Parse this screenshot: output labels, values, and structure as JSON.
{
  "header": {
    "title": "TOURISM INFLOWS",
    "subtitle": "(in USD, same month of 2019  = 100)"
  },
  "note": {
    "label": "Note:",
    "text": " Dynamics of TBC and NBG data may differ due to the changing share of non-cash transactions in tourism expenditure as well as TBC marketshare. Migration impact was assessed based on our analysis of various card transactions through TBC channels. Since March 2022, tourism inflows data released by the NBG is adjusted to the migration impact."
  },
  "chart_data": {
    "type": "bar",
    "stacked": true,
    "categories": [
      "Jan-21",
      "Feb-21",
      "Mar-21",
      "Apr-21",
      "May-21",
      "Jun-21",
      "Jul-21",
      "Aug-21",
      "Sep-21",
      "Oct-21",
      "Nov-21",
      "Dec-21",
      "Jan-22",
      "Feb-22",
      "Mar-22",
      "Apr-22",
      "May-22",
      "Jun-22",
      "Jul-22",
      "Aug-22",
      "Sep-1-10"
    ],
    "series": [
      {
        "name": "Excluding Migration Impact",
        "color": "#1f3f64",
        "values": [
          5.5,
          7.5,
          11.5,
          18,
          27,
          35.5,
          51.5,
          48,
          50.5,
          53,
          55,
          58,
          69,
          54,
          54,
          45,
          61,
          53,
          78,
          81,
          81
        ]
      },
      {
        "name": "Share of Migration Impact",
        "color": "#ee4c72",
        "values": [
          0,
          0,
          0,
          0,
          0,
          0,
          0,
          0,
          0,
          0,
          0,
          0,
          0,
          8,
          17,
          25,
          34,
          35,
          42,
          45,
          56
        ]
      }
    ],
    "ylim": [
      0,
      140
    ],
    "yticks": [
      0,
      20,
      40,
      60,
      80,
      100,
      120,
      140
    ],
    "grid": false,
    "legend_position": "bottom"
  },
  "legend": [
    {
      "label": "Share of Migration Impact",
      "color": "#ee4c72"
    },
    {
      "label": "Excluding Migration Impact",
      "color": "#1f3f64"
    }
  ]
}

============================================================

◆ **AIM OF THE EXERCISE**
Restate the data above word for word, please.

◆ **RESULT**
Parse this screenshot: output labels, values, and structure as JSON.
{
  "header": {
    "title": "TOURISM INFLOWS",
    "subtitle": "(in USD, same month of 2019  = 100)"
  },
  "note": {
    "label": "Note:",
    "text": " Dynamics of TBC and NBG data may differ due to the changing share of non-cash transactions in tourism expenditure as well as TBC marketshare. Migration impact was assessed based on our analysis of various card transactions through TBC channels. Since March 2022, tourism inflows data released by the NBG is adjusted to the migration impact."
  },
  "chart_data": {
    "type": "bar",
    "stacked": true,
    "categories": [
      "Jan-21",
      "Feb-21",
      "Mar-21",
      "Apr-21",
      "May-21",
      "Jun-21",
      "Jul-21",
      "Aug-21",
      "Sep-21",
      "Oct-21",
      "Nov-21",
      "Dec-21",
      "Jan-22",
      "Feb-22",
      "Mar-22",
      "Apr-22",
      "May-22",
      "Jun-22",
      "Jul-22",
      "Aug-22",
      "Sep-1-10"
    ],
    "series": [
      {
        "name": "Excluding Migration Impact",
        "color": "#1f3f64",
        "values": [
          5.5,
          7.5,
          11.5,
          18,
          27,
          35.5,
          51.5,
          48,
          50.5,
          53,
          55,
          58,
          69,
          54,
          54,
          45,
          61,
          53,
          78,
          81,
          81
        ]
      },
      {
        "name": "Share of Migration Impact",
        "color": "#ee4c72",
        "values": [
          0,
          0,
          0,
          0,
          0,
          0,
          0,
          0,
          0,
          0,
          0,
          0,
          0,
          8,
          17,
          25,
          34,
          35,
          42,
          45,
          56
        ]
      }
    ],
    "ylim": [
      0,
      140
    ],
    "yticks": [
      0,
      20,
      40,
      60,
      80,
      100,
      120,
      140
    ],
    "grid": false,
    "legend_position": "bottom"
  },
  "legend": [
    {
      "label": "Share of Migration Impact",
      "color": "#ee4c72"
    },
    {
      "label": "Excluding Migration Impact",
      "color": "#1f3f64"
    }
  ]
}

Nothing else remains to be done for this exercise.